» Aim: Below is a block of records; repeat all of them exactly.

**** Information shown ****

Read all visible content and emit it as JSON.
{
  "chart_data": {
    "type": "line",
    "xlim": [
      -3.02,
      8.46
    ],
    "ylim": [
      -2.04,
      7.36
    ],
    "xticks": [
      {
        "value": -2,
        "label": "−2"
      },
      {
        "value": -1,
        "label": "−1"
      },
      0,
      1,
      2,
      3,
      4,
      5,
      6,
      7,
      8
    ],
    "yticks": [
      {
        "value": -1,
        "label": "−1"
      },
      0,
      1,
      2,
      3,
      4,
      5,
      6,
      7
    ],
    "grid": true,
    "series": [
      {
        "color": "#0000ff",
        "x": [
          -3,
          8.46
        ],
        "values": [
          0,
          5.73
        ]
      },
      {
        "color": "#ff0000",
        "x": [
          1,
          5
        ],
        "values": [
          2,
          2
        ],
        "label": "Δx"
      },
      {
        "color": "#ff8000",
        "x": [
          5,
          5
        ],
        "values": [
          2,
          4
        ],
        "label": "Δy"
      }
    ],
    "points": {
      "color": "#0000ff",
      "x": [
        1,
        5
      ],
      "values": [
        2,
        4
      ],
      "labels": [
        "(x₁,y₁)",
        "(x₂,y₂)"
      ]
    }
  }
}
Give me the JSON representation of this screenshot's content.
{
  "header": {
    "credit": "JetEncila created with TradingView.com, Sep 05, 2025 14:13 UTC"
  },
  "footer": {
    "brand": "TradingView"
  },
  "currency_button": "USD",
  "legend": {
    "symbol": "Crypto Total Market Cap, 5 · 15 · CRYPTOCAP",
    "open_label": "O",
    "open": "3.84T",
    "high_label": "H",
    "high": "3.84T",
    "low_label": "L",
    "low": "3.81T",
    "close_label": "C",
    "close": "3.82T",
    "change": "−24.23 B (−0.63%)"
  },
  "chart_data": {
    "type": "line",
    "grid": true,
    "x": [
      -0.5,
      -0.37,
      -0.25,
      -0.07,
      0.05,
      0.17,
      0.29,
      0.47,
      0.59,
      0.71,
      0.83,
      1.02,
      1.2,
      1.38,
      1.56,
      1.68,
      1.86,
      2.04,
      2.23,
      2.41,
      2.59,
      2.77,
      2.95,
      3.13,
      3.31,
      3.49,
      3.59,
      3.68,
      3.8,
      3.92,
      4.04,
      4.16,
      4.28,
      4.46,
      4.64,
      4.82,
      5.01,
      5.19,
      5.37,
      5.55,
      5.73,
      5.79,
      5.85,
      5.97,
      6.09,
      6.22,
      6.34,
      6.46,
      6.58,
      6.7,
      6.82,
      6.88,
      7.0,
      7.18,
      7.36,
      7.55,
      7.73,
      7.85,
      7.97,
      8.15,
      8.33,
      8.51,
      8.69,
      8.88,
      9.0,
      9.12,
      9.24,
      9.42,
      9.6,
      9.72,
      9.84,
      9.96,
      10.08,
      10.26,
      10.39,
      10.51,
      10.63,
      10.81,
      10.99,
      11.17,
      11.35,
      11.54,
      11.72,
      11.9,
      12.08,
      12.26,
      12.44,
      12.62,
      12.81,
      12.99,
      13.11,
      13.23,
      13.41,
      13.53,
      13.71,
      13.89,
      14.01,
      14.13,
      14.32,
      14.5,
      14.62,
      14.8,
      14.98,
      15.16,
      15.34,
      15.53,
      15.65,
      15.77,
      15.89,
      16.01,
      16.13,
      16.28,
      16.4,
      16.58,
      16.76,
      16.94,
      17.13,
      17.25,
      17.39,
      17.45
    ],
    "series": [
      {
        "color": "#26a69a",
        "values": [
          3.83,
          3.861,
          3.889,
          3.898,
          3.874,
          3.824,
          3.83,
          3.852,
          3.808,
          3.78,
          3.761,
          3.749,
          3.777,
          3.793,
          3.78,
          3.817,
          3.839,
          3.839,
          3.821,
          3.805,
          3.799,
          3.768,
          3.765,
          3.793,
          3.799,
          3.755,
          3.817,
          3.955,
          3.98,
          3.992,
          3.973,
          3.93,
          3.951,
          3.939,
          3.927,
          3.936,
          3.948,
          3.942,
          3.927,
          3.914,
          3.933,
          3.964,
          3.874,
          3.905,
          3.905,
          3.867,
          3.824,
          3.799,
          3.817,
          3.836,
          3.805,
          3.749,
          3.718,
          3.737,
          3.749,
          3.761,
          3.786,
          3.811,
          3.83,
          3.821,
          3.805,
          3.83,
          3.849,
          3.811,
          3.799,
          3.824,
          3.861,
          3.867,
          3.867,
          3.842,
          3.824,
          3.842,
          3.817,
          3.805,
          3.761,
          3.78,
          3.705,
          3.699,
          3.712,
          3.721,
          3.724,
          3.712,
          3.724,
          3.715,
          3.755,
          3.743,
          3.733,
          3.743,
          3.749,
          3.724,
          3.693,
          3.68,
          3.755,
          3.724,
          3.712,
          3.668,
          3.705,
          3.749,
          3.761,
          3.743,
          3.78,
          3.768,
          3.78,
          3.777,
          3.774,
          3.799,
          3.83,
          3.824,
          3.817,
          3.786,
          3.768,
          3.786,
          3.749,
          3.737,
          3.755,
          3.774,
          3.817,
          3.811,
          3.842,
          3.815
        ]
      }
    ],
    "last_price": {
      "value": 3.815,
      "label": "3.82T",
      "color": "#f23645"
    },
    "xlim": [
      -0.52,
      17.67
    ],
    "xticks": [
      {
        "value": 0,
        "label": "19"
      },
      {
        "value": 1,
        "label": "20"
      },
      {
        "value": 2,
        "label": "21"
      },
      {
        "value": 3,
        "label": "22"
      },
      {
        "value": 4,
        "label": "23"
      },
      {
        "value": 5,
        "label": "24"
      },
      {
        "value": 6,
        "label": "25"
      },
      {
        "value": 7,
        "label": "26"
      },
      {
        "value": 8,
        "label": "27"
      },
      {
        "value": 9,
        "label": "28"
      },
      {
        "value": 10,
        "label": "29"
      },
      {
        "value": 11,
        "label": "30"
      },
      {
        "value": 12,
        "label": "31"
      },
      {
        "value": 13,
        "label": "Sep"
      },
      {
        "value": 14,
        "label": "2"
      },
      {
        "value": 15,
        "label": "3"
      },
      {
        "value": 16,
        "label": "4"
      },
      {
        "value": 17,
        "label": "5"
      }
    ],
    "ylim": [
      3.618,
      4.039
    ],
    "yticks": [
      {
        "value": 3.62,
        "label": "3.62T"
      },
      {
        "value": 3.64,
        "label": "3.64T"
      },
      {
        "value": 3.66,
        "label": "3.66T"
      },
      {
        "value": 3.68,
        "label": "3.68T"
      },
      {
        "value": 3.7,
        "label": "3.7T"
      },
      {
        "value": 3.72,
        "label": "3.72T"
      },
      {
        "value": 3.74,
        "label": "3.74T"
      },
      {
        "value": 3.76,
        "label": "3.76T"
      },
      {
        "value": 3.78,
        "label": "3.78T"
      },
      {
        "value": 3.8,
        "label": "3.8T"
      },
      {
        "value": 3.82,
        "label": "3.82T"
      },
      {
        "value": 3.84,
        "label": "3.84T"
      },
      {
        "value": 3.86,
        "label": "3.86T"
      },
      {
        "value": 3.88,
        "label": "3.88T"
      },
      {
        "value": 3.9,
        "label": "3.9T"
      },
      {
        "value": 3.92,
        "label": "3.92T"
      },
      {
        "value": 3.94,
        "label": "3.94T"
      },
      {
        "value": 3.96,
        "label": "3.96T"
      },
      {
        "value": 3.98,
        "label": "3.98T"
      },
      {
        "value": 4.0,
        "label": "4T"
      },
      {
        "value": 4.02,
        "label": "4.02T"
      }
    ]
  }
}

****

» Exercise solution:
Read all visible content and emit it as JSON.
{
  "chart_data": {
    "type": "line",
    "xlim": [
      -3.02,
      8.46
    ],
    "ylim": [
      -2.04,
      7.36
    ],
    "xticks": [
      {
        "value": -2,
        "label": "−2"
      },
      {
        "value": -1,
        "label": "−1"
      },
      0,
      1,
      2,
      3,
      4,
      5,
      6,
      7,
      8
    ],
    "yticks": [
      {
        "value": -1,
        "label": "−1"
      },
      0,
      1,
      2,
      3,
      4,
      5,
      6,
      7
    ],
    "grid": true,
    "series": [
      {
        "color": "#0000ff",
        "x": [
          -3,
          8.46
        ],
        "values": [
          0,
          5.73
        ]
      },
      {
        "color": "#ff0000",
        "x": [
          1,
          5
        ],
        "values": [
          2,
          2
        ],
        "label": "Δx"
      },
      {
        "color": "#ff8000",
        "x": [
          5,
          5
        ],
        "values": [
          2,
          4
        ],
        "label": "Δy"
      }
    ],
    "points": {
      "color": "#0000ff",
      "x": [
        1,
        5
      ],
      "values": [
        2,
        4
      ],
      "labels": [
        "(x₁,y₁)",
        "(x₂,y₂)"
      ]
    }
  }
}
Give me the JSON representation of this screenshot's content.
{
  "header": {
    "credit": "JetEncila created with TradingView.com, Sep 05, 2025 14:13 UTC"
  },
  "footer": {
    "brand": "TradingView"
  },
  "currency_button": "USD",
  "legend": {
    "symbol": "Crypto Total Market Cap, 5 · 15 · CRYPTOCAP",
    "open_label": "O",
    "open": "3.84T",
    "high_label": "H",
    "high": "3.84T",
    "low_label": "L",
    "low": "3.81T",
    "close_label": "C",
    "close": "3.82T",
    "change": "−24.23 B (−0.63%)"
  },
  "chart_data": {
    "type": "line",
    "grid": true,
    "x": [
      -0.5,
      -0.37,
      -0.25,
      -0.07,
      0.05,
      0.17,
      0.29,
      0.47,
      0.59,
      0.71,
      0.83,
      1.02,
      1.2,
      1.38,
      1.56,
      1.68,
      1.86,
      2.04,
      2.23,
      2.41,
      2.59,
      2.77,
      2.95,
      3.13,
      3.31,
      3.49,
      3.59,
      3.68,
      3.8,
      3.92,
      4.04,
      4.16,
      4.28,
      4.46,
      4.64,
      4.82,
      5.01,
      5.19,
      5.37,
      5.55,
      5.73,
      5.79,
      5.85,
      5.97,
      6.09,
      6.22,
      6.34,
      6.46,
      6.58,
      6.7,
      6.82,
      6.88,
      7.0,
      7.18,
      7.36,
      7.55,
      7.73,
      7.85,
      7.97,
      8.15,
      8.33,
      8.51,
      8.69,
      8.88,
      9.0,
      9.12,
      9.24,
      9.42,
      9.6,
      9.72,
      9.84,
      9.96,
      10.08,
      10.26,
      10.39,
      10.51,
      10.63,
      10.81,
      10.99,
      11.17,
      11.35,
      11.54,
      11.72,
      11.9,
      12.08,
      12.26,
      12.44,
      12.62,
      12.81,
      12.99,
      13.11,
      13.23,
      13.41,
      13.53,
      13.71,
      13.89,
      14.01,
      14.13,
      14.32,
      14.5,
      14.62,
      14.8,
      14.98,
      15.16,
      15.34,
      15.53,
      15.65,
      15.77,
      15.89,
      16.01,
      16.13,
      16.28,
      16.4,
      16.58,
      16.76,
      16.94,
      17.13,
      17.25,
      17.39,
      17.45
    ],
    "series": [
      {
        "color": "#26a69a",
        "values": [
          3.83,
          3.861,
          3.889,
          3.898,
          3.874,
          3.824,
          3.83,
          3.852,
          3.808,
          3.78,
          3.761,
          3.749,
          3.777,
          3.793,
          3.78,
          3.817,
          3.839,
          3.839,
          3.821,
          3.805,
          3.799,
          3.768,
          3.765,
          3.793,
          3.799,
          3.755,
          3.817,
          3.955,
          3.98,
          3.992,
          3.973,
          3.93,
          3.951,
          3.939,
          3.927,
          3.936,
          3.948,
          3.942,
          3.927,
          3.914,
          3.933,
          3.964,
          3.874,
          3.905,
          3.905,
          3.867,
          3.824,
          3.799,
          3.817,
          3.836,
          3.805,
          3.749,
          3.718,
          3.737,
          3.749,
          3.761,
          3.786,
          3.811,
          3.83,
          3.821,
          3.805,
          3.83,
          3.849,
          3.811,
          3.799,
          3.824,
          3.861,
          3.867,
          3.867,
          3.842,
          3.824,
          3.842,
          3.817,
          3.805,
          3.761,
          3.78,
          3.705,
          3.699,
          3.712,
          3.721,
          3.724,
          3.712,
          3.724,
          3.715,
          3.755,
          3.743,
          3.733,
          3.743,
          3.749,
          3.724,
          3.693,
          3.68,
          3.755,
          3.724,
          3.712,
          3.668,
          3.705,
          3.749,
          3.761,
          3.743,
          3.78,
          3.768,
          3.78,
          3.777,
          3.774,
          3.799,
          3.83,
          3.824,
          3.817,
          3.786,
          3.768,
          3.786,
          3.749,
          3.737,
          3.755,
          3.774,
          3.817,
          3.811,
          3.842,
          3.815
        ]
      }
    ],
    "last_price": {
      "value": 3.815,
      "label": "3.82T",
      "color": "#f23645"
    },
    "xlim": [
      -0.52,
      17.67
    ],
    "xticks": [
      {
        "value": 0,
        "label": "19"
      },
      {
        "value": 1,
        "label": "20"
      },
      {
        "value": 2,
        "label": "21"
      },
      {
        "value": 3,
        "label": "22"
      },
      {
        "value": 4,
        "label": "23"
      },
      {
        "value": 5,
        "label": "24"
      },
      {
        "value": 6,
        "label": "25"
      },
      {
        "value": 7,
        "label": "26"
      },
      {
        "value": 8,
        "label": "27"
      },
      {
        "value": 9,
        "label": "28"
      },
      {
        "value": 10,
        "label": "29"
      },
      {
        "value": 11,
        "label": "30"
      },
      {
        "value": 12,
        "label": "31"
      },
      {
        "value": 13,
        "label": "Sep"
      },
      {
        "value": 14,
        "label": "2"
      },
      {
        "value": 15,
        "label": "3"
      },
      {
        "value": 16,
        "label": "4"
      },
      {
        "value": 17,
        "label": "5"
      }
    ],
    "ylim": [
      3.618,
      4.039
    ],
    "yticks": [
      {
        "value": 3.62,
        "label": "3.62T"
      },
      {
        "value": 3.64,
        "label": "3.64T"
      },
      {
        "value": 3.66,
        "label": "3.66T"
      },
      {
        "value": 3.68,
        "label": "3.68T"
      },
      {
        "value": 3.7,
        "label": "3.7T"
      },
      {
        "value": 3.72,
        "label": "3.72T"
      },
      {
        "value": 3.74,
        "label": "3.74T"
      },
      {
        "value": 3.76,
        "label": "3.76T"
      },
      {
        "value": 3.78,
        "label": "3.78T"
      },
      {
        "value": 3.8,
        "label": "3.8T"
      },
      {
        "value": 3.82,
        "label": "3.82T"
      },
      {
        "value": 3.84,
        "label": "3.84T"
      },
      {
        "value": 3.86,
        "label": "3.86T"
      },
      {
        "value": 3.88,
        "label": "3.88T"
      },
      {
        "value": 3.9,
        "label": "3.9T"
      },
      {
        "value": 3.92,
        "label": "3.92T"
      },
      {
        "value": 3.94,
        "label": "3.94T"
      },
      {
        "value": 3.96,
        "label": "3.96T"
      },
      {
        "value": 3.98,
        "label": "3.98T"
      },
      {
        "value": 4.0,
        "label": "4T"
      },
      {
        "value": 4.02,
        "label": "4.02T"
      }
    ]
  }
}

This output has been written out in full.